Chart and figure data
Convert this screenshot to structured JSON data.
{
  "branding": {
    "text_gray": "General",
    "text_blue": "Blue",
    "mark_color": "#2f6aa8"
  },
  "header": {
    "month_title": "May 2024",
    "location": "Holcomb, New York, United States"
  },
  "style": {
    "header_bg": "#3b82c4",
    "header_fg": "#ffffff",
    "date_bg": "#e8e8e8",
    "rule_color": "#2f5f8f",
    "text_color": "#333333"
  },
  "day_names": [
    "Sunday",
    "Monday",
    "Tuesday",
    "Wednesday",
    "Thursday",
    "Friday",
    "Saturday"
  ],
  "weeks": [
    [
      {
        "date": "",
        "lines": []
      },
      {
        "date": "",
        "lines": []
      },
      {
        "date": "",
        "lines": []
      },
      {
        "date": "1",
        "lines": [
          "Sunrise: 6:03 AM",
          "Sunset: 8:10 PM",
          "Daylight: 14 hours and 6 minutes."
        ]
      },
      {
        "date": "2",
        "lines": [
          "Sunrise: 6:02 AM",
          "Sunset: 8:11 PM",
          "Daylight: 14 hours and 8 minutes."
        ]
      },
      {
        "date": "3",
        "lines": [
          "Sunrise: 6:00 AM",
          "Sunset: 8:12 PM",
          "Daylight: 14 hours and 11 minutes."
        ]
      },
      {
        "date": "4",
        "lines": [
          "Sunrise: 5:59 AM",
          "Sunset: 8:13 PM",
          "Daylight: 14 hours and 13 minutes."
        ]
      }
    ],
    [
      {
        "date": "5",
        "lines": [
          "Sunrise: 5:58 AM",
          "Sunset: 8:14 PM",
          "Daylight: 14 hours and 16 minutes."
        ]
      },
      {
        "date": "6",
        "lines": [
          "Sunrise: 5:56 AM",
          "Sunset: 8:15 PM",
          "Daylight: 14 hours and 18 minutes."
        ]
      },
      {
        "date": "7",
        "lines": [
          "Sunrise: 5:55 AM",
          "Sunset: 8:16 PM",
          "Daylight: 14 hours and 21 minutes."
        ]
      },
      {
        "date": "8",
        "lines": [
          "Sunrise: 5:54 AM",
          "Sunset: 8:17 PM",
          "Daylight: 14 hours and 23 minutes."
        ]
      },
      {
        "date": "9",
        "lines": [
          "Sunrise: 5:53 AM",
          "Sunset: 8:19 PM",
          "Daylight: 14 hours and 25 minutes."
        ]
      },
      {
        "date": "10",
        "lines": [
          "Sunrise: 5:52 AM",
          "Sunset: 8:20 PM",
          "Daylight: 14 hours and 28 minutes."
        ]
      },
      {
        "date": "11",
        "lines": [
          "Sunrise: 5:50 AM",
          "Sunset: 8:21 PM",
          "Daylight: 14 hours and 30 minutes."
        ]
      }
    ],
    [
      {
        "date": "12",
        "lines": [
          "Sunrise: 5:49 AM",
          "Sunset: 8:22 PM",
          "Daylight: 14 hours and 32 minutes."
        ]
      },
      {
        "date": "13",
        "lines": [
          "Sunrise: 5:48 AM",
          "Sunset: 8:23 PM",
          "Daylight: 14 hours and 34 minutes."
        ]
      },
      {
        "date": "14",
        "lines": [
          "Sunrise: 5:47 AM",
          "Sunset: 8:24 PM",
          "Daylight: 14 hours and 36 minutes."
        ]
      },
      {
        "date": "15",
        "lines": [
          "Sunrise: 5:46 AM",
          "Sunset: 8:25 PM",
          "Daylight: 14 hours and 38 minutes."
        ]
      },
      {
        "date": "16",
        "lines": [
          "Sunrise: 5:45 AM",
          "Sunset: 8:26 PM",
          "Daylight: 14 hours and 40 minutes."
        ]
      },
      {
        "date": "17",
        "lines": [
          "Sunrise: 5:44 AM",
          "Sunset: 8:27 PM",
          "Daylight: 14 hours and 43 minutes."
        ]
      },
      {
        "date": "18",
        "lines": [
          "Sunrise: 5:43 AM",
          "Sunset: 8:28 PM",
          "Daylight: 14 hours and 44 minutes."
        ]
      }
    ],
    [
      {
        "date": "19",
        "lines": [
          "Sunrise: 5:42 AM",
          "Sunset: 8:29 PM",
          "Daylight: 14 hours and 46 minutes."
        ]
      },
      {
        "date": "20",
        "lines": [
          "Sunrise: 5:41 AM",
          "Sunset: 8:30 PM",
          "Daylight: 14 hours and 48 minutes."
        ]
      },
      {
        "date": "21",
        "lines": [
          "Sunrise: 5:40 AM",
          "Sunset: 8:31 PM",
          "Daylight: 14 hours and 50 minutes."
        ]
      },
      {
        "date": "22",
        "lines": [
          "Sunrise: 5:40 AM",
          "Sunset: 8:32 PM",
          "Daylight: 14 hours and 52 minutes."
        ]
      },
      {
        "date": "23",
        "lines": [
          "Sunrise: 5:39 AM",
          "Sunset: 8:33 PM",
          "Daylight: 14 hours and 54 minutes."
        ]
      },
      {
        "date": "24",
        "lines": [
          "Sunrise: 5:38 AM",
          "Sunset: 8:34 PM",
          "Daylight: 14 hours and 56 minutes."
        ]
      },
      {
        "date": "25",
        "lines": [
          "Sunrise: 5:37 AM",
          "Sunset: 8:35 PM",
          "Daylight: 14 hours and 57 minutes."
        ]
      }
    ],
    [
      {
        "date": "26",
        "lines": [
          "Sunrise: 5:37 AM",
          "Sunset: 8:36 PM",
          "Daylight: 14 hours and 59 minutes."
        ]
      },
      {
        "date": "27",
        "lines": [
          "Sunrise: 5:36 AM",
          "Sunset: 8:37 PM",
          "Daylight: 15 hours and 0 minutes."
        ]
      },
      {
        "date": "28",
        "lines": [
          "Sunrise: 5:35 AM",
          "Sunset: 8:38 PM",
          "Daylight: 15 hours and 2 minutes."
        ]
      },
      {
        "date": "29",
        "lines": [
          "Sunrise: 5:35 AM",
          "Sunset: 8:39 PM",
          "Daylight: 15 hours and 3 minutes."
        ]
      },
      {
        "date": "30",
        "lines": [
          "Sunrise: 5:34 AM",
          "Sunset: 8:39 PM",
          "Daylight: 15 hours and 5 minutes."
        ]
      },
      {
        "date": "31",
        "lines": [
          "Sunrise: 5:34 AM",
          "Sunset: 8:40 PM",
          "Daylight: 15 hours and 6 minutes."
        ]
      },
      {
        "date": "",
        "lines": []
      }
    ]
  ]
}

◆ Goal of the exercise:
All of the lines above need to be given again exactly.

◆ Full solution:
Convert this screenshot to structured JSON data.
{
  "branding": {
    "text_gray": "General",
    "text_blue": "Blue",
    "mark_color": "#2f6aa8"
  },
  "header": {
    "month_title": "May 2024",
    "location": "Holcomb, New York, United States"
  },
  "style": {
    "header_bg": "#3b82c4",
    "header_fg": "#ffffff",
    "date_bg": "#e8e8e8",
    "rule_color": "#2f5f8f",
    "text_color": "#333333"
  },
  "day_names": [
    "Sunday",
    "Monday",
    "Tuesday",
    "Wednesday",
    "Thursday",
    "Friday",
    "Saturday"
  ],
  "weeks": [
    [
      {
        "date": "",
        "lines": []
      },
      {
        "date": "",
        "lines": []
      },
      {
        "date": "",
        "lines": []
      },
      {
        "date": "1",
        "lines": [
          "Sunrise: 6:03 AM",
          "Sunset: 8:10 PM",
          "Daylight: 14 hours and 6 minutes."
        ]
      },
      {
        "date": "2",
        "lines": [
          "Sunrise: 6:02 AM",
          "Sunset: 8:11 PM",
          "Daylight: 14 hours and 8 minutes."
        ]
      },
      {
        "date": "3",
        "lines": [
          "Sunrise: 6:00 AM",
          "Sunset: 8:12 PM",
          "Daylight: 14 hours and 11 minutes."
        ]
      },
      {
        "date": "4",
        "lines": [
          "Sunrise: 5:59 AM",
          "Sunset: 8:13 PM",
          "Daylight: 14 hours and 13 minutes."
        ]
      }
    ],
    [
      {
        "date": "5",
        "lines": [
          "Sunrise: 5:58 AM",
          "Sunset: 8:14 PM",
          "Daylight: 14 hours and 16 minutes."
        ]
      },
      {
        "date": "6",
        "lines": [
          "Sunrise: 5:56 AM",
          "Sunset: 8:15 PM",
          "Daylight: 14 hours and 18 minutes."
        ]
      },
      {
        "date": "7",
        "lines": [
          "Sunrise: 5:55 AM",
          "Sunset: 8:16 PM",
          "Daylight: 14 hours and 21 minutes."
        ]
      },
      {
        "date": "8",
        "lines": [
          "Sunrise: 5:54 AM",
          "Sunset: 8:17 PM",
          "Daylight: 14 hours and 23 minutes."
        ]
      },
      {
        "date": "9",
        "lines": [
          "Sunrise: 5:53 AM",
          "Sunset: 8:19 PM",
          "Daylight: 14 hours and 25 minutes."
        ]
      },
      {
        "date": "10",
        "lines": [
          "Sunrise: 5:52 AM",
          "Sunset: 8:20 PM",
          "Daylight: 14 hours and 28 minutes."
        ]
      },
      {
        "date": "11",
        "lines": [
          "Sunrise: 5:50 AM",
          "Sunset: 8:21 PM",
          "Daylight: 14 hours and 30 minutes."
        ]
      }
    ],
    [
      {
        "date": "12",
        "lines": [
          "Sunrise: 5:49 AM",
          "Sunset: 8:22 PM",
          "Daylight: 14 hours and 32 minutes."
        ]
      },
      {
        "date": "13",
        "lines": [
          "Sunrise: 5:48 AM",
          "Sunset: 8:23 PM",
          "Daylight: 14 hours and 34 minutes."
        ]
      },
      {
        "date": "14",
        "lines": [
          "Sunrise: 5:47 AM",
          "Sunset: 8:24 PM",
          "Daylight: 14 hours and 36 minutes."
        ]
      },
      {
        "date": "15",
        "lines": [
          "Sunrise: 5:46 AM",
          "Sunset: 8:25 PM",
          "Daylight: 14 hours and 38 minutes."
        ]
      },
      {
        "date": "16",
        "lines": [
          "Sunrise: 5:45 AM",
          "Sunset: 8:26 PM",
          "Daylight: 14 hours and 40 minutes."
        ]
      },
      {
        "date": "17",
        "lines": [
          "Sunrise: 5:44 AM",
          "Sunset: 8:27 PM",
          "Daylight: 14 hours and 43 minutes."
        ]
      },
      {
        "date": "18",
        "lines": [
          "Sunrise: 5:43 AM",
          "Sunset: 8:28 PM",
          "Daylight: 14 hours and 44 minutes."
        ]
      }
    ],
    [
      {
        "date": "19",
        "lines": [
          "Sunrise: 5:42 AM",
          "Sunset: 8:29 PM",
          "Daylight: 14 hours and 46 minutes."
        ]
      },
      {
        "date": "20",
        "lines": [
          "Sunrise: 5:41 AM",
          "Sunset: 8:30 PM",
          "Daylight: 14 hours and 48 minutes."
        ]
      },
      {
        "date": "21",
        "lines": [
          "Sunrise: 5:40 AM",
          "Sunset: 8:31 PM",
          "Daylight: 14 hours and 50 minutes."
        ]
      },
      {
        "date": "22",
        "lines": [
          "Sunrise: 5:40 AM",
          "Sunset: 8:32 PM",
          "Daylight: 14 hours and 52 minutes."
        ]
      },
      {
        "date": "23",
        "lines": [
          "Sunrise: 5:39 AM",
          "Sunset: 8:33 PM",
          "Daylight: 14 hours and 54 minutes."
        ]
      },
      {
        "date": "24",
        "lines": [
          "Sunrise: 5:38 AM",
          "Sunset: 8:34 PM",
          "Daylight: 14 hours and 56 minutes."
        ]
      },
      {
        "date": "25",
        "lines": [
          "Sunrise: 5:37 AM",
          "Sunset: 8:35 PM",
          "Daylight: 14 hours and 57 minutes."
        ]
      }
    ],
    [
      {
        "date": "26",
        "lines": [
          "Sunrise: 5:37 AM",
          "Sunset: 8:36 PM",
          "Daylight: 14 hours and 59 minutes."
        ]
      },
      {
        "date": "27",
        "lines": [
          "Sunrise: 5:36 AM",
          "Sunset: 8:37 PM",
          "Daylight: 15 hours and 0 minutes."
        ]
      },
      {
        "date": "28",
        "lines": [
          "Sunrise: 5:35 AM",
          "Sunset: 8:38 PM",
          "Daylight: 15 hours and 2 minutes."
        ]
      },
      {
        "date": "29",
        "lines": [
          "Sunrise: 5:35 AM",
          "Sunset: 8:39 PM",
          "Daylight: 15 hours and 3 minutes."
        ]
      },
      {
        "date": "30",
        "lines": [
          "Sunrise: 5:34 AM",
          "Sunset: 8:39 PM",
          "Daylight: 15 hours and 5 minutes."
        ]
      },
      {
        "date": "31",
        "lines": [
          "Sunrise: 5:34 AM",
          "Sunset: 8:40 PM",
          "Daylight: 15 hours and 6 minutes."
        ]
      },
      {
        "date": "",
        "lines": []
      }
    ]
  ]
}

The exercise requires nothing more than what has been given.